Will you give the material below again, every line exactly as it is?

— Start Record set —

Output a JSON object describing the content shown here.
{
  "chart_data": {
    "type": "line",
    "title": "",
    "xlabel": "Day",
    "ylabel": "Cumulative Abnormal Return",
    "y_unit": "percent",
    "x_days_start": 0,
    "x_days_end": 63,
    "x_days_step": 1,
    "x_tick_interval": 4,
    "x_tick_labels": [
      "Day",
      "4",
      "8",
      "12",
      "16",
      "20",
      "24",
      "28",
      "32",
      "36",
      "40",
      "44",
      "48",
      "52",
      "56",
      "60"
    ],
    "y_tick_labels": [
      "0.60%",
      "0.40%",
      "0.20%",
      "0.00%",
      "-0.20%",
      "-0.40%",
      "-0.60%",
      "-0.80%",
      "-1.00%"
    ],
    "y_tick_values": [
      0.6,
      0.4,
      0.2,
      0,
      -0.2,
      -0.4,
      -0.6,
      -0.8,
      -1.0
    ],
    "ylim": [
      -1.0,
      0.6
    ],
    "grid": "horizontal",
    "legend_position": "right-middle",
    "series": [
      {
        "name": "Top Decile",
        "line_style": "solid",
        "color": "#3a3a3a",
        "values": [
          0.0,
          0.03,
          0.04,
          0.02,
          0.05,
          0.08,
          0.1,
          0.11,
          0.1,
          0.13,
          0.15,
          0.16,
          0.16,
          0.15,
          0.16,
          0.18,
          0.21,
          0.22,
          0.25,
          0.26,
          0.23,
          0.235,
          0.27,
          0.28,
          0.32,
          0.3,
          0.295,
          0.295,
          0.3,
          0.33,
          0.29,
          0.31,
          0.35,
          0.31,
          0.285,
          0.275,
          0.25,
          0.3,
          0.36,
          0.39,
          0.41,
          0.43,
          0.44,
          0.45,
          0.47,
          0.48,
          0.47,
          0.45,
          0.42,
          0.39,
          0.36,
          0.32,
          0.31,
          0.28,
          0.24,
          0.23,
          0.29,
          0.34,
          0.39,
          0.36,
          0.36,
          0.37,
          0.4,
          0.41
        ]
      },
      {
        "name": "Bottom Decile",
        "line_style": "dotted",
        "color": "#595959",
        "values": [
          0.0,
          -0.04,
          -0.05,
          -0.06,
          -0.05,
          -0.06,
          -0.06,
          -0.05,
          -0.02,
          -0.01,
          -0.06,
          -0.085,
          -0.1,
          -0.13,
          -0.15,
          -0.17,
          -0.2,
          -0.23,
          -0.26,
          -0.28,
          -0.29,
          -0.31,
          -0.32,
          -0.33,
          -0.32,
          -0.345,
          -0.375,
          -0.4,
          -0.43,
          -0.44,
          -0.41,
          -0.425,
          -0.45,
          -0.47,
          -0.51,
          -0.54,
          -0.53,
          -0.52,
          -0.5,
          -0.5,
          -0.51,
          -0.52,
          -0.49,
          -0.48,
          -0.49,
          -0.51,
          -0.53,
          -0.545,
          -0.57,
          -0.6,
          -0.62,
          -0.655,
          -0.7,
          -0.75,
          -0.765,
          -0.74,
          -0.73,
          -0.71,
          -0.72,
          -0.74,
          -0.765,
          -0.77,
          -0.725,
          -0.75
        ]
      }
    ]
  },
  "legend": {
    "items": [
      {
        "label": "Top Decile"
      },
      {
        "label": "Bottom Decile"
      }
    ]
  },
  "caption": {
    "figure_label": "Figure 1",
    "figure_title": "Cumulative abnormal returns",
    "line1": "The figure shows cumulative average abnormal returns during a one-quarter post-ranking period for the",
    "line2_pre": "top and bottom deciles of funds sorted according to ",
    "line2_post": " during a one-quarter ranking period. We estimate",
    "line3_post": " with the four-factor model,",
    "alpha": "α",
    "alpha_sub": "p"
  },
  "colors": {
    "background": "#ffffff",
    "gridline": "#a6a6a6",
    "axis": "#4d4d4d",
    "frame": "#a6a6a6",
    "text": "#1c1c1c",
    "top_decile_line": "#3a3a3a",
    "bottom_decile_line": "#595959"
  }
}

— End Record set —

Response to this task
Output a JSON object describing the content shown here.
{
  "chart_data": {
    "type": "line",
    "title": "",
    "xlabel": "Day",
    "ylabel": "Cumulative Abnormal Return",
    "y_unit": "percent",
    "x_days_start": 0,
    "x_days_end": 63,
    "x_days_step": 1,
    "x_tick_interval": 4,
    "x_tick_labels": [
      "Day",
      "4",
      "8",
      "12",
      "16",
      "20",
      "24",
      "28",
      "32",
      "36",
      "40",
      "44",
      "48",
      "52",
      "56",
      "60"
    ],
    "y_tick_labels": [
      "0.60%",
      "0.40%",
      "0.20%",
      "0.00%",
      "-0.20%",
      "-0.40%",
      "-0.60%",
      "-0.80%",
      "-1.00%"
    ],
    "y_tick_values": [
      0.6,
      0.4,
      0.2,
      0,
      -0.2,
      -0.4,
      -0.6,
      -0.8,
      -1.0
    ],
    "ylim": [
      -1.0,
      0.6
    ],
    "grid": "horizontal",
    "legend_position": "right-middle",
    "series": [
      {
        "name": "Top Decile",
        "line_style": "solid",
        "color": "#3a3a3a",
        "values": [
          0.0,
          0.03,
          0.04,
          0.02,
          0.05,
          0.08,
          0.1,
          0.11,
          0.1,
          0.13,
          0.15,
          0.16,
          0.16,
          0.15,
          0.16,
          0.18,
          0.21,
          0.22,
          0.25,
          0.26,
          0.23,
          0.235,
          0.27,
          0.28,
          0.32,
          0.3,
          0.295,
          0.295,
          0.3,
          0.33,
          0.29,
          0.31,
          0.35,
          0.31,
          0.285,
          0.275,
          0.25,
          0.3,
          0.36,
          0.39,
          0.41,
          0.43,
          0.44,
          0.45,
          0.47,
          0.48,
          0.47,
          0.45,
          0.42,
          0.39,
          0.36,
          0.32,
          0.31,
          0.28,
          0.24,
          0.23,
          0.29,
          0.34,
          0.39,
          0.36,
          0.36,
          0.37,
          0.4,
          0.41
        ]
      },
      {
        "name": "Bottom Decile",
        "line_style": "dotted",
        "color": "#595959",
        "values": [
          0.0,
          -0.04,
          -0.05,
          -0.06,
          -0.05,
          -0.06,
          -0.06,
          -0.05,
          -0.02,
          -0.01,
          -0.06,
          -0.085,
          -0.1,
          -0.13,
          -0.15,
          -0.17,
          -0.2,
          -0.23,
          -0.26,
          -0.28,
          -0.29,
          -0.31,
          -0.32,
          -0.33,
          -0.32,
          -0.345,
          -0.375,
          -0.4,
          -0.43,
          -0.44,
          -0.41,
          -0.425,
          -0.45,
          -0.47,
          -0.51,
          -0.54,
          -0.53,
          -0.52,
          -0.5,
          -0.5,
          -0.51,
          -0.52,
          -0.49,
          -0.48,
          -0.49,
          -0.51,
          -0.53,
          -0.545,
          -0.57,
          -0.6,
          -0.62,
          -0.655,
          -0.7,
          -0.75,
          -0.765,
          -0.74,
          -0.73,
          -0.71,
          -0.72,
          -0.74,
          -0.765,
          -0.77,
          -0.725,
          -0.75
        ]
      }
    ]
  },
  "legend": {
    "items": [
      {
        "label": "Top Decile"
      },
      {
        "label": "Bottom Decile"
      }
    ]
  },
  "caption": {
    "figure_label": "Figure 1",
    "figure_title": "Cumulative abnormal returns",
    "line1": "The figure shows cumulative average abnormal returns during a one-quarter post-ranking period for the",
    "line2_pre": "top and bottom deciles of funds sorted according to ",
    "line2_post": " during a one-quarter ranking period. We estimate",
    "line3_post": " with the four-factor model,",
    "alpha": "α",
    "alpha_sub": "p"
  },
  "colors": {
    "background": "#ffffff",
    "gridline": "#a6a6a6",
    "axis": "#4d4d4d",
    "frame": "#a6a6a6",
    "text": "#1c1c1c",
    "top_decile_line": "#3a3a3a",
    "bottom_decile_line": "#595959"
  }
}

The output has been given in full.